The exercise
Write the records out again, keeping each line exactly as it is.

Material to process
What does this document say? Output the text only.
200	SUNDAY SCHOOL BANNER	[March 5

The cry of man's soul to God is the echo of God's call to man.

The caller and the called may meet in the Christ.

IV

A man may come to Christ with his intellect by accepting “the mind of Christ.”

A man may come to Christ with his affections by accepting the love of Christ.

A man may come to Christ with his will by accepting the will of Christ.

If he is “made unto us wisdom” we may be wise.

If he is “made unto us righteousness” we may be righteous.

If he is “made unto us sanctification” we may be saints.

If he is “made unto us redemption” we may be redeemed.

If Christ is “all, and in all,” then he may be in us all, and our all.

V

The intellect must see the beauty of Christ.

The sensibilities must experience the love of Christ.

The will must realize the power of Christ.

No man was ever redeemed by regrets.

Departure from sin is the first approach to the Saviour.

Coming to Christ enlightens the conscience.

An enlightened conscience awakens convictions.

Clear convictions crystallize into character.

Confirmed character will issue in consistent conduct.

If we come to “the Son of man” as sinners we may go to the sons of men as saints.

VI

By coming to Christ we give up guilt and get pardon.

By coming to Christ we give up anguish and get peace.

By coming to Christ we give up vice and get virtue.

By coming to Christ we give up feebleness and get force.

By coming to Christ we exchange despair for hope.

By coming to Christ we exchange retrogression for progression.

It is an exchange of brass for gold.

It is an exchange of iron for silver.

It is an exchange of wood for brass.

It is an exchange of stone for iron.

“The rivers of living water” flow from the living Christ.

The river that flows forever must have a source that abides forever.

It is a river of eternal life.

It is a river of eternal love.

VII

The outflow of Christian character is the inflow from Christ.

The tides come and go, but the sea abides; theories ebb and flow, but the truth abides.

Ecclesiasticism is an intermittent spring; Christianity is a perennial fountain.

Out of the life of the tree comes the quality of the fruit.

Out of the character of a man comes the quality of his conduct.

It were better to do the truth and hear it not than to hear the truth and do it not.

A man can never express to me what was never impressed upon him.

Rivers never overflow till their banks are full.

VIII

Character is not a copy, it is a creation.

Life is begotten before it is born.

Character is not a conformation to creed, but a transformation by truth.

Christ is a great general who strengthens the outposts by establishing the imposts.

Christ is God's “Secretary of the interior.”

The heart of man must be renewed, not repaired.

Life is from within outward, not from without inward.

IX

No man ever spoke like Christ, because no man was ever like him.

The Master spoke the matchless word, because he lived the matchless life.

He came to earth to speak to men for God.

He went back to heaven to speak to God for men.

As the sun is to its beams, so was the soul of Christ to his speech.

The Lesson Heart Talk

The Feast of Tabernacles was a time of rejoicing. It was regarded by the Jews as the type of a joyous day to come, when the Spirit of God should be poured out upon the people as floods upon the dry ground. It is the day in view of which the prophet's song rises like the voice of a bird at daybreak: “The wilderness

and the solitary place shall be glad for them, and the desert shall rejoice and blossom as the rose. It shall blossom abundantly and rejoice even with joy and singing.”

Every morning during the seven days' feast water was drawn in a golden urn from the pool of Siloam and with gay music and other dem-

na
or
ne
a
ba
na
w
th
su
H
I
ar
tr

Finished task
What does this document say? Output the text only.
200	SUNDAY SCHOOL BANNER	[March 5

The cry of man's soul to God is the echo of God's call to man.

The caller and the called may meet in the Christ.

IV

A man may come to Christ with his intellect by accepting “the mind of Christ.”

A man may come to Christ with his affections by accepting the love of Christ.

A man may come to Christ with his will by accepting the will of Christ.

If he is “made unto us wisdom” we may be wise.

If he is “made unto us righteousness” we may be righteous.

If he is “made unto us sanctification” we may be saints.

If he is “made unto us redemption” we may be redeemed.

If Christ is “all, and in all,” then he may be in us all, and our all.

V

The intellect must see the beauty of Christ.

The sensibilities must experience the love of Christ.

The will must realize the power of Christ.

No man was ever redeemed by regrets.

Departure from sin is the first approach to the Saviour.

Coming to Christ enlightens the conscience.

An enlightened conscience awakens convictions.

Clear convictions crystallize into character.

Confirmed character will issue in consistent conduct.

If we come to “the Son of man” as sinners we may go to the sons of men as saints.

VI

By coming to Christ we give up guilt and get pardon.

By coming to Christ we give up anguish and get peace.

By coming to Christ we give up vice and get virtue.

By coming to Christ we give up feebleness and get force.

By coming to Christ we exchange despair for hope.

By coming to Christ we exchange retrogression for progression.

It is an exchange of brass for gold.

It is an exchange of iron for silver.

It is an exchange of wood for brass.

It is an exchange of stone for iron.

“The rivers of living water” flow from the living Christ.

The river that flows forever must have a source that abides forever.

It is a river of eternal life.

It is a river of eternal love.

VII

The outflow of Christian character is the inflow from Christ.

The tides come and go, but the sea abides; theories ebb and flow, but the truth abides.

Ecclesiasticism is an intermittent spring; Christianity is a perennial fountain.

Out of the life of the tree comes the quality of the fruit.

Out of the character of a man comes the quality of his conduct.

It were better to do the truth and hear it not than to hear the truth and do it not.

A man can never express to me what was never impressed upon him.

Rivers never overflow till their banks are full.

VIII

Character is not a copy, it is a creation.

Life is begotten before it is born.

Character is not a conformation to creed, but a transformation by truth.

Christ is a great general who strengthens the outposts by establishing the imposts.

Christ is God's “Secretary of the interior.”

The heart of man must be renewed, not repaired.

Life is from within outward, not from without inward.

IX

No man ever spoke like Christ, because no man was ever like him.

The Master spoke the matchless word, because he lived the matchless life.

He came to earth to speak to men for God.

He went back to heaven to speak to God for men.

As the sun is to its beams, so was the soul of Christ to his speech.

The Lesson Heart Talk

The Feast of Tabernacles was a time of rejoicing. It was regarded by the Jews as the type of a joyous day to come, when the Spirit of God should be poured out upon the people as floods upon the dry ground. It is the day in view of which the prophet's song rises like the voice of a bird at daybreak: “The wilderness

and the solitary place shall be glad for them, and the desert shall rejoice and blossom as the rose. It shall blossom abundantly and rejoice even with joy and singing.”

Every morning during the seven days' feast water was drawn in a golden urn from the pool of Siloam and with gay music and other dem-

na
or
ne
a
ba
na
w
th
su
H
I
ar
tr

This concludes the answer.